■ **WORK TO DO**
How many lines in the listing below include the word "characteristics"? Reply with the count alone.

------------------------

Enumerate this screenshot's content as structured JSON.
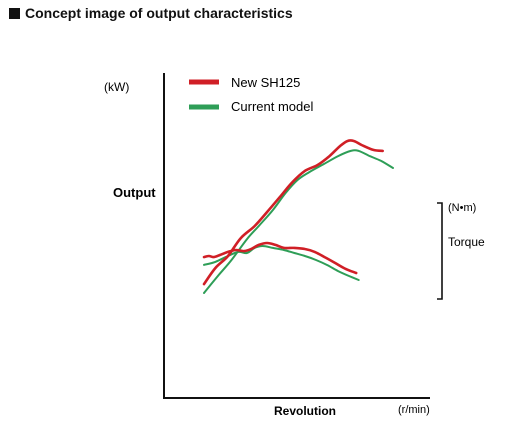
{
  "title": "Concept image of output characteristics",
  "chart_data": {
    "type": "line",
    "title": "Concept image of output characteristics",
    "xlabel": "Revolution",
    "x_unit": "(r/min)",
    "ylabel": "Output",
    "y_unit_left": "(kW)",
    "ylabel_right": "Torque",
    "y_unit_right": "(N•m)",
    "grid": false,
    "legend_placement": "top-left",
    "scale_note": "Concept image: no numeric ticks; values are relative (x and y on 0–100 relative scale)",
    "xlim": [
      0,
      100
    ],
    "ylim": [
      0,
      100
    ],
    "series": [
      {
        "name": "New SH125",
        "group": "output",
        "color": "#d01f26",
        "points": [
          [
            14.8,
            42.2
          ],
          [
            19.0,
            48.1
          ],
          [
            23.7,
            52.6
          ],
          [
            28.4,
            59.2
          ],
          [
            33.6,
            63.7
          ],
          [
            38.2,
            68.9
          ],
          [
            42.9,
            74.4
          ],
          [
            47.5,
            79.9
          ],
          [
            52.2,
            84.1
          ],
          [
            56.9,
            86.3
          ],
          [
            61.3,
            89.6
          ],
          [
            65.2,
            93.3
          ],
          [
            68.0,
            95.2
          ],
          [
            70.3,
            95.2
          ],
          [
            73.2,
            93.7
          ],
          [
            77.5,
            91.9
          ],
          [
            81.0,
            91.5
          ]
        ]
      },
      {
        "name": "Current model",
        "group": "output",
        "color": "#2e9e57",
        "points": [
          [
            14.8,
            38.9
          ],
          [
            20.3,
            45.6
          ],
          [
            25.0,
            51.1
          ],
          [
            30.7,
            58.8
          ],
          [
            35.1,
            63.7
          ],
          [
            40.3,
            69.6
          ],
          [
            45.0,
            75.9
          ],
          [
            49.4,
            80.7
          ],
          [
            53.9,
            83.7
          ],
          [
            59.3,
            86.7
          ],
          [
            64.5,
            89.6
          ],
          [
            69.2,
            91.5
          ],
          [
            72.1,
            91.5
          ],
          [
            76.2,
            89.6
          ],
          [
            80.4,
            87.8
          ],
          [
            84.8,
            85.2
          ]
        ]
      },
      {
        "name": "New SH125",
        "group": "torque",
        "color": "#d01f26",
        "points": [
          [
            14.8,
            52.2
          ],
          [
            16.6,
            52.6
          ],
          [
            18.5,
            52.2
          ],
          [
            20.8,
            53.0
          ],
          [
            23.7,
            54.1
          ],
          [
            26.6,
            54.8
          ],
          [
            29.7,
            54.4
          ],
          [
            32.3,
            55.2
          ],
          [
            35.1,
            56.7
          ],
          [
            38.2,
            57.4
          ],
          [
            41.3,
            56.7
          ],
          [
            44.4,
            55.6
          ],
          [
            48.3,
            55.6
          ],
          [
            52.2,
            55.2
          ],
          [
            55.8,
            54.1
          ],
          [
            59.5,
            52.2
          ],
          [
            63.4,
            50.0
          ],
          [
            67.3,
            47.8
          ],
          [
            71.2,
            46.3
          ]
        ]
      },
      {
        "name": "Current model",
        "group": "torque",
        "color": "#2e9e57",
        "points": [
          [
            14.8,
            49.3
          ],
          [
            19.0,
            50.4
          ],
          [
            23.7,
            52.6
          ],
          [
            27.6,
            54.1
          ],
          [
            30.7,
            53.7
          ],
          [
            33.6,
            55.6
          ],
          [
            36.5,
            56.3
          ],
          [
            40.3,
            55.6
          ],
          [
            44.4,
            54.8
          ],
          [
            48.3,
            53.7
          ],
          [
            52.2,
            52.6
          ],
          [
            56.3,
            51.1
          ],
          [
            60.3,
            49.3
          ],
          [
            64.5,
            47.0
          ],
          [
            68.5,
            45.2
          ],
          [
            72.1,
            43.7
          ]
        ]
      }
    ]
  }
}
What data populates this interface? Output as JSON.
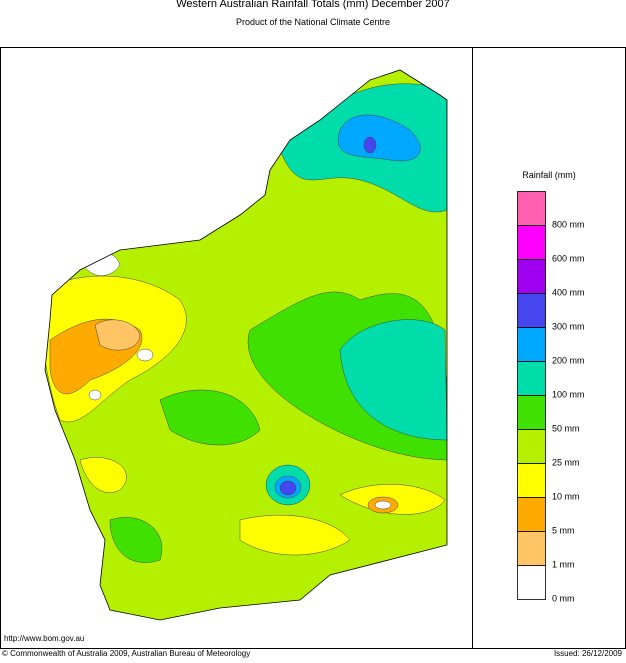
{
  "header": {
    "title": "Western Australian Rainfall Totals (mm) December 2007",
    "subtitle": "Product of the National Climate Centre"
  },
  "legend": {
    "title": "Rainfall (mm)",
    "items": [
      {
        "label": "800 mm",
        "color": "#ff5fae"
      },
      {
        "label": "600 mm",
        "color": "#ff00ff"
      },
      {
        "label": "400 mm",
        "color": "#a000f0"
      },
      {
        "label": "300 mm",
        "color": "#4646f0"
      },
      {
        "label": "200 mm",
        "color": "#00a8ff"
      },
      {
        "label": "100 mm",
        "color": "#00dcaa"
      },
      {
        "label": "50 mm",
        "color": "#40e000"
      },
      {
        "label": "25 mm",
        "color": "#b4f000"
      },
      {
        "label": "10 mm",
        "color": "#ffff00"
      },
      {
        "label": "5 mm",
        "color": "#ffaa00"
      },
      {
        "label": "1 mm",
        "color": "#ffc464"
      },
      {
        "label": "0 mm",
        "color": "#ffffff"
      }
    ]
  },
  "footer": {
    "url": "http://www.bom.gov.au",
    "copyright": "© Commonwealth of Australia 2009, Australian Bureau of Meteorology",
    "issued": "Issued: 26/12/2009"
  }
}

------------------------

■ **SOLUTION TO THIS PROBLEM**
2